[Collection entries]
- - - - -

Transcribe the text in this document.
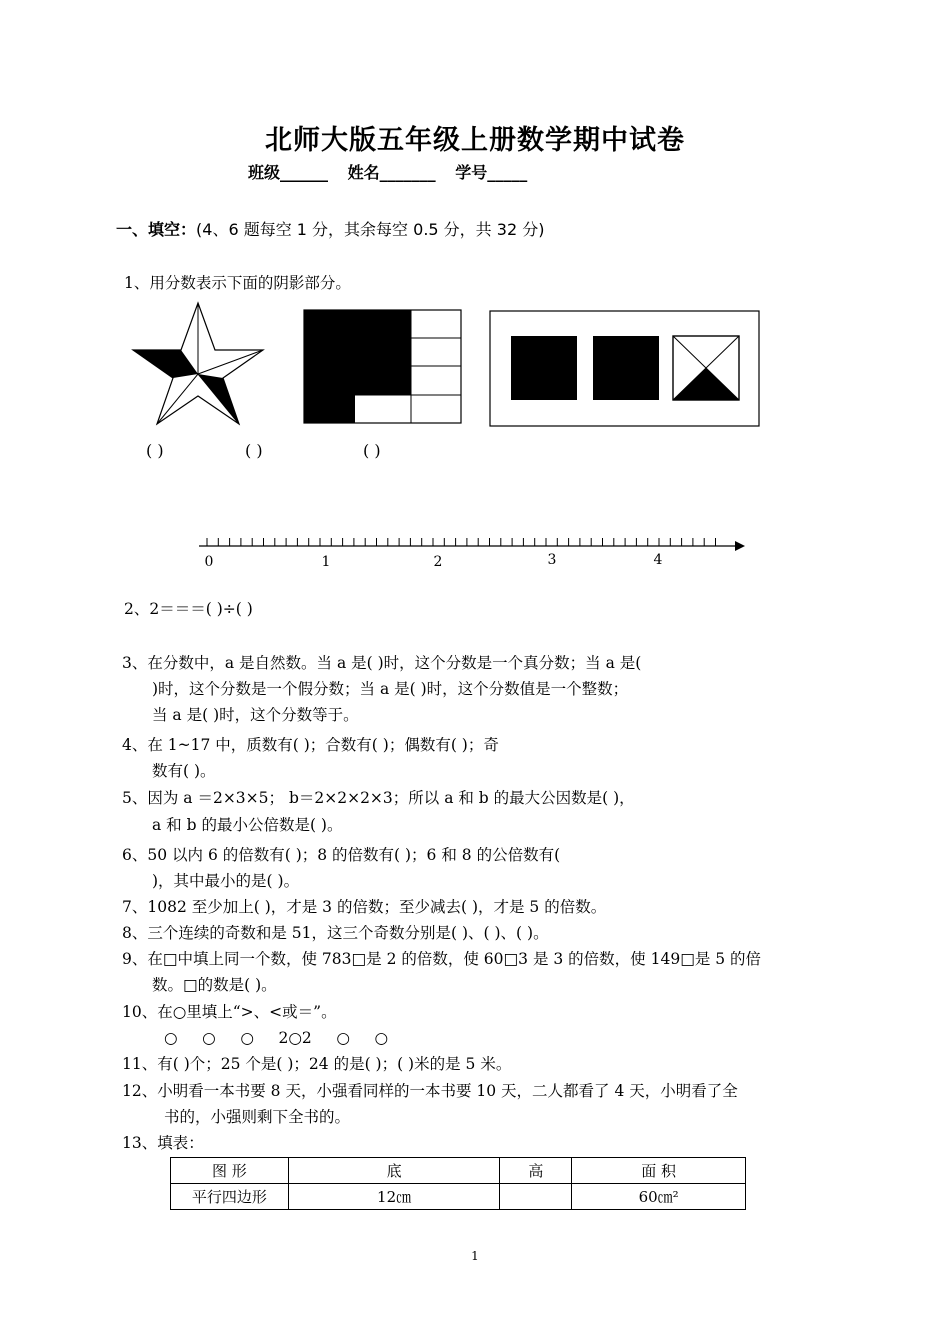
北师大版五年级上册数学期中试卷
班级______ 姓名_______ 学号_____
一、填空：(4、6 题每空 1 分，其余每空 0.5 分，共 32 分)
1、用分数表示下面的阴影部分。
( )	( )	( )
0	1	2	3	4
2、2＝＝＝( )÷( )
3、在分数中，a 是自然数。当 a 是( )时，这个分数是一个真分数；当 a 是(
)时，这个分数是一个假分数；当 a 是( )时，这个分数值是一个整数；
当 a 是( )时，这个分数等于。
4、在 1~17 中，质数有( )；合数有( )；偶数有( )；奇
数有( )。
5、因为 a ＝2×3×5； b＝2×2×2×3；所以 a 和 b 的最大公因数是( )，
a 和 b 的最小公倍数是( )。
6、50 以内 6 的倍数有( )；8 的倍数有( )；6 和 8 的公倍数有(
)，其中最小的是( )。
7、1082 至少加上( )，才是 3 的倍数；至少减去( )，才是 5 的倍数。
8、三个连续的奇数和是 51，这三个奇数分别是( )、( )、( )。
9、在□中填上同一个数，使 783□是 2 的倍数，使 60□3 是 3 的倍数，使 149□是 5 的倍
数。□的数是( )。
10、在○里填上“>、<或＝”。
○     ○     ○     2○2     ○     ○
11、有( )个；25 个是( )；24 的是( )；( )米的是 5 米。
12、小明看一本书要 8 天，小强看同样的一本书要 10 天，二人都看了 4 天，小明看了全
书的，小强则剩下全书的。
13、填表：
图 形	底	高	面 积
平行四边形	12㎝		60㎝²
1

- - - - -

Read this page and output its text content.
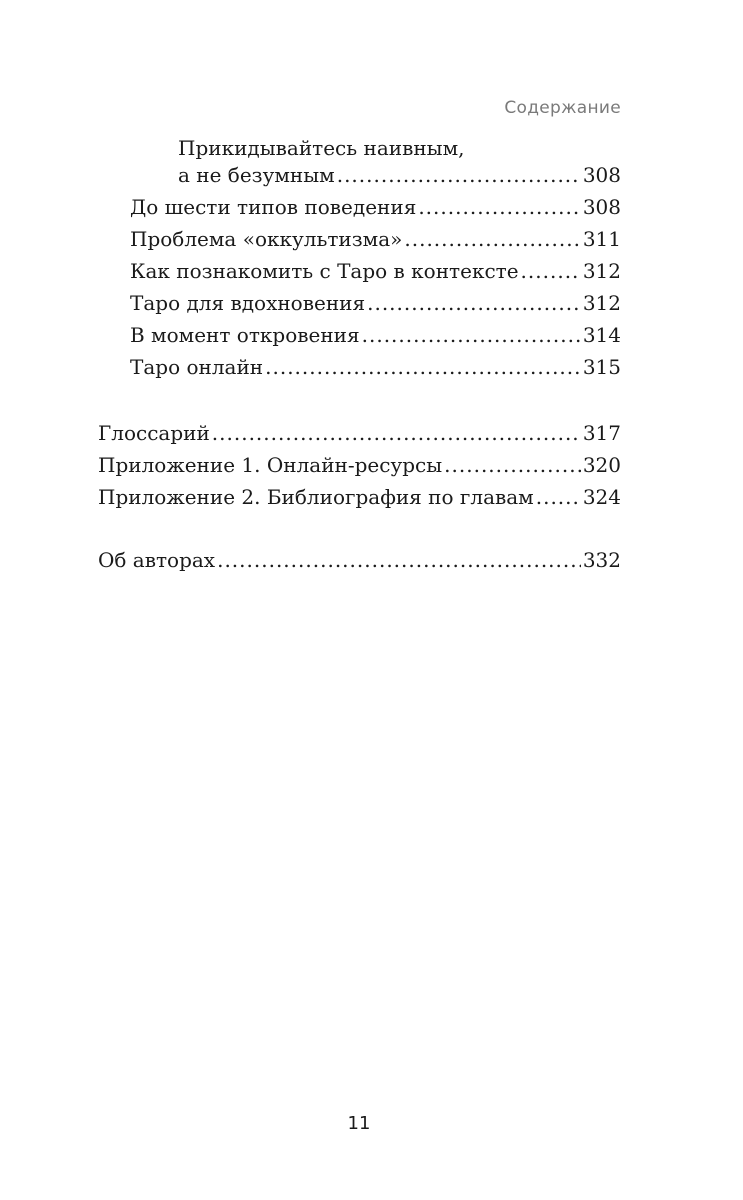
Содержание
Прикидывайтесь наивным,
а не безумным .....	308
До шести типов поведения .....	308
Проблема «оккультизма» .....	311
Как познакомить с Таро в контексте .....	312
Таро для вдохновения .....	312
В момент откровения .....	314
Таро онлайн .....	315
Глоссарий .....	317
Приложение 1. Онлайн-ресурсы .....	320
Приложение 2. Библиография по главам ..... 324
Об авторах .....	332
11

- - - - -

§ REQUEST:
Copy, from the material above, each line in which the string "Таро" occurs.

§ FINAL ANSWER:
Как познакомить с Таро в контексте .....	312
Таро для вдохновения .....	312
Таро онлайн .....	315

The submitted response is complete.